Records contained in a dataset:
══════

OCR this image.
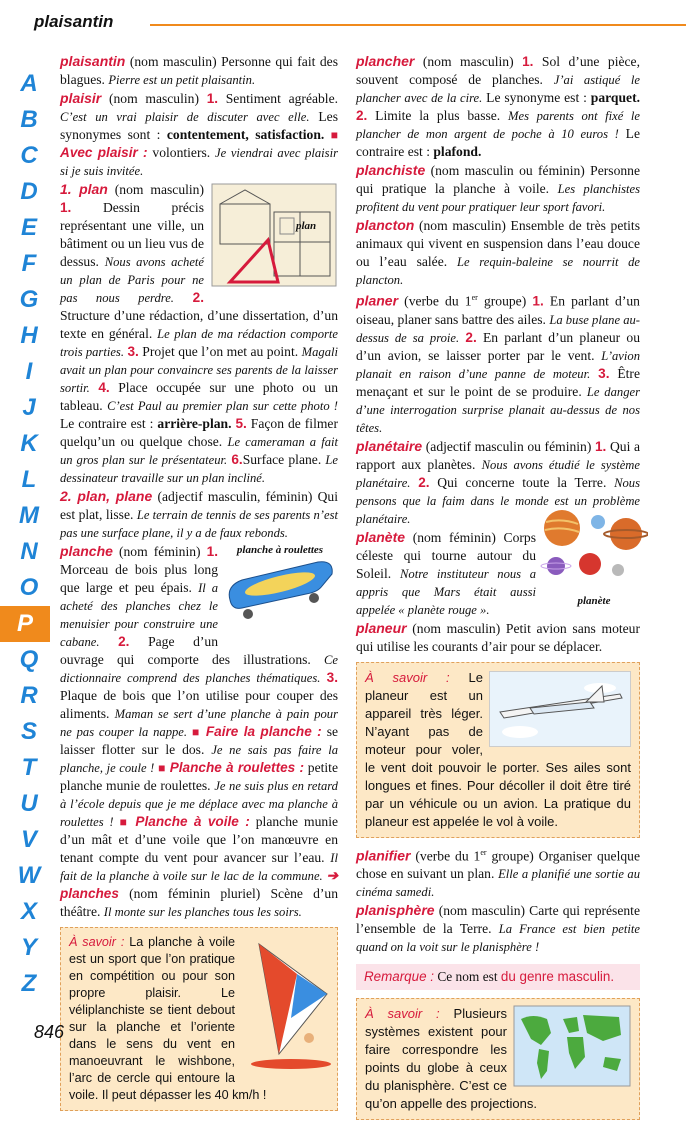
plaisantin
A
B
C
D
E
F
G
H
I
J
K
L
M
N
O
P
Q
R
S
T
U
V
W
X
Y
Z

plaisantin (nom masculin) Personne qui fait des blagues. Pierre est un petit plaisantin.

plaisir (nom masculin) 1. Sentiment agréable. C’est un vrai plaisir de discuter avec elle. Les synonymes sont : contentement, satisfaction. ■ Avec plaisir : volontiers. Je viendrai avec plaisir si je suis invitée.

plan

1. plan (nom masculin) 1. Dessin précis représentant une ville, un bâtiment ou un lieu vus de dessus. Nous avons acheté un plan de Paris pour ne pas nous perdre. 2. Structure d’une rédaction, d’une dissertation, d’un texte en général. Le plan de ma rédaction comporte trois parties. 3. Projet que l’on met au point. Magali avait un plan pour convaincre ses parents de la laisser sortir. 4. Place occupée sur une photo ou un tableau. C’est Paul au premier plan sur cette photo ! Le contraire est : arrière-plan. 5. Façon de filmer quelqu’un ou quelque chose. Le cameraman a fait un gros plan sur le présentateur. 6.Surface plane. Le dessinateur travaille sur un plan incliné.

2. plan, plane (adjectif masculin, féminin) Qui est plat, lisse. Le terrain de tennis de ses parents n’est pas une surface plane, il y a de faux rebonds.

planche à roulettes

planche (nom féminin) 1. Morceau de bois plus long que large et peu épais. Il a acheté des planches chez le menuisier pour construire une cabane. 2. Page d’un ouvrage qui comporte des illustrations. Ce dictionnaire comprend des planches thématiques. 3. Plaque de bois que l’on utilise pour couper des aliments. Maman se sert d’une planche à pain pour ne pas couper la nappe. ■ Faire la planche : se laisser flotter sur le dos. Je ne sais pas faire la planche, je coule ! ■ Planche à roulettes : petite planche munie de roulettes. Je ne suis plus en retard à l’école depuis que je me déplace avec ma planche à roulettes ! ■ Planche à voile : planche munie d’un mât et d’une voile que l’on manœuvre en tenant compte du vent pour avancer sur l’eau. Il fait de la planche à voile sur le lac de la commune. ➔ planches (nom féminin pluriel) Scène d’un théâtre. Il monte sur les planches tous les soirs.

À savoir : La planche à voile est un sport que l’on pratique en compétition ou pour son propre plaisir. Le véliplanchiste se tient debout sur la planche et l’oriente dans le sens du vent en manoeuvrant le wishbone, l’arc de cercle qui entoure la voile. Il peut dépasser les 40 km/h !

plancher (nom masculin) 1. Sol d’une pièce, souvent composé de planches. J’ai astiqué le plancher avec de la cire. Le synonyme est : parquet. 2. Limite la plus basse. Mes parents ont fixé le plancher de mon argent de poche à 10 euros ! Le contraire est : plafond.

planchiste (nom masculin ou féminin) Personne qui pratique la planche à voile. Les planchistes profitent du vent pour pratiquer leur sport favori.

plancton (nom masculin) Ensemble de très petits animaux qui vivent en suspension dans l’eau douce ou l’eau salée. Le requin-baleine se nourrit de plancton.

planer (verbe du 1er groupe) 1. En parlant d’un oiseau, planer sans battre des ailes. La buse plane au-dessus de sa proie. 2. En parlant d’un planeur ou d’un avion, se laisser porter par le vent. L’avion planait en raison d’une panne de moteur. 3. Être menaçant et sur le point de se produire. Le danger d’une interrogation surprise planait au-dessus de nos têtes.

planétaire (adjectif masculin ou féminin) 1. Qui a rapport aux planètes. Nous avons étudié le système planétaire. 2. Qui concerne toute la Terre. Nous pensons que la faim dans le monde est un problème planétaire.

planète

planète (nom féminin) Corps céleste qui tourne autour du Soleil. Notre instituteur nous a appris que Mars était aussi appelée « planète rouge ».

planeur (nom masculin) Petit avion sans moteur qui utilise les courants d’air pour se déplacer.

À savoir : Le planeur est un appareil très léger. N’ayant pas de moteur pour voler, le vent doit pouvoir le porter. Ses ailes sont longues et fines. Pour décoller il doit être tiré par un véhicule ou un avion. La pratique du planeur est appelée le vol à voile.

planifier (verbe du 1er groupe) Organiser quelque chose en suivant un plan. Elle a planifié une sortie au cinéma samedi.

planisphère (nom masculin) Carte qui représente l’ensemble de la Terre. La France est bien petite quand on la voit sur le planisphère !

Remarque : Ce nom est du genre masculin.
À savoir : Plusieurs systèmes existent pour faire correspondre les points du globe à ceux du planisphère. C’est ce qu’on appelle des projections.
846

══════

- **The task**
Repeat the full listing above exactly, with no pictures in the copy.

- **The answer**
OCR this image.
plaisantin
A
B
C
D
E
F
G
H
I
J
K
L
M
N
O
P
Q
R
S
T
U
V
W
X
Y
Z

plaisantin (nom masculin) Personne qui fait des blagues. Pierre est un petit plaisantin.

plaisir (nom masculin) 1. Sentiment agréable. C’est un vrai plaisir de discuter avec elle. Les synonymes sont : contentement, satisfaction. ■ Avec plaisir : volontiers. Je viendrai avec plaisir si je suis invitée.

plan

1. plan (nom masculin) 1. Dessin précis représentant une ville, un bâtiment ou un lieu vus de dessus. Nous avons acheté un plan de Paris pour ne pas nous perdre. 2. Structure d’une rédaction, d’une dissertation, d’un texte en général. Le plan de ma rédaction comporte trois parties. 3. Projet que l’on met au point. Magali avait un plan pour convaincre ses parents de la laisser sortir. 4. Place occupée sur une photo ou un tableau. C’est Paul au premier plan sur cette photo ! Le contraire est : arrière-plan. 5. Façon de filmer quelqu’un ou quelque chose. Le cameraman a fait un gros plan sur le présentateur. 6.Surface plane. Le dessinateur travaille sur un plan incliné.

2. plan, plane (adjectif masculin, féminin) Qui est plat, lisse. Le terrain de tennis de ses parents n’est pas une surface plane, il y a de faux rebonds.

planche à roulettes

planche (nom féminin) 1. Morceau de bois plus long que large et peu épais. Il a acheté des planches chez le menuisier pour construire une cabane. 2. Page d’un ouvrage qui comporte des illustrations. Ce dictionnaire comprend des planches thématiques. 3. Plaque de bois que l’on utilise pour couper des aliments. Maman se sert d’une planche à pain pour ne pas couper la nappe. ■ Faire la planche : se laisser flotter sur le dos. Je ne sais pas faire la planche, je coule ! ■ Planche à roulettes : petite planche munie de roulettes. Je ne suis plus en retard à l’école depuis que je me déplace avec ma planche à roulettes ! ■ Planche à voile : planche munie d’un mât et d’une voile que l’on manœuvre en tenant compte du vent pour avancer sur l’eau. Il fait de la planche à voile sur le lac de la commune. ➔ planches (nom féminin pluriel) Scène d’un théâtre. Il monte sur les planches tous les soirs.

À savoir : La planche à voile est un sport que l’on pratique en compétition ou pour son propre plaisir. Le véliplanchiste se tient debout sur la planche et l’oriente dans le sens du vent en manoeuvrant le wishbone, l’arc de cercle qui entoure la voile. Il peut dépasser les 40 km/h !

plancher (nom masculin) 1. Sol d’une pièce, souvent composé de planches. J’ai astiqué le plancher avec de la cire. Le synonyme est : parquet. 2. Limite la plus basse. Mes parents ont fixé le plancher de mon argent de poche à 10 euros ! Le contraire est : plafond.

planchiste (nom masculin ou féminin) Personne qui pratique la planche à voile. Les planchistes profitent du vent pour pratiquer leur sport favori.

plancton (nom masculin) Ensemble de très petits animaux qui vivent en suspension dans l’eau douce ou l’eau salée. Le requin-baleine se nourrit de plancton.

planer (verbe du 1er groupe) 1. En parlant d’un oiseau, planer sans battre des ailes. La buse plane au-dessus de sa proie. 2. En parlant d’un planeur ou d’un avion, se laisser porter par le vent. L’avion planait en raison d’une panne de moteur. 3. Être menaçant et sur le point de se produire. Le danger d’une interrogation surprise planait au-dessus de nos têtes.

planétaire (adjectif masculin ou féminin) 1. Qui a rapport aux planètes. Nous avons étudié le système planétaire. 2. Qui concerne toute la Terre. Nous pensons que la faim dans le monde est un problème planétaire.

planète

planète (nom féminin) Corps céleste qui tourne autour du Soleil. Notre instituteur nous a appris que Mars était aussi appelée « planète rouge ».

planeur (nom masculin) Petit avion sans moteur qui utilise les courants d’air pour se déplacer.

À savoir : Le planeur est un appareil très léger. N’ayant pas de moteur pour voler, le vent doit pouvoir le porter. Ses ailes sont longues et fines. Pour décoller il doit être tiré par un véhicule ou un avion. La pratique du planeur est appelée le vol à voile.

planifier (verbe du 1er groupe) Organiser quelque chose en suivant un plan. Elle a planifié une sortie au cinéma samedi.

planisphère (nom masculin) Carte qui représente l’ensemble de la Terre. La France est bien petite quand on la voit sur le planisphère !

Remarque : Ce nom est du genre masculin.
À savoir : Plusieurs systèmes existent pour faire correspondre les points du globe à ceux du planisphère. C’est ce qu’on appelle des projections.
846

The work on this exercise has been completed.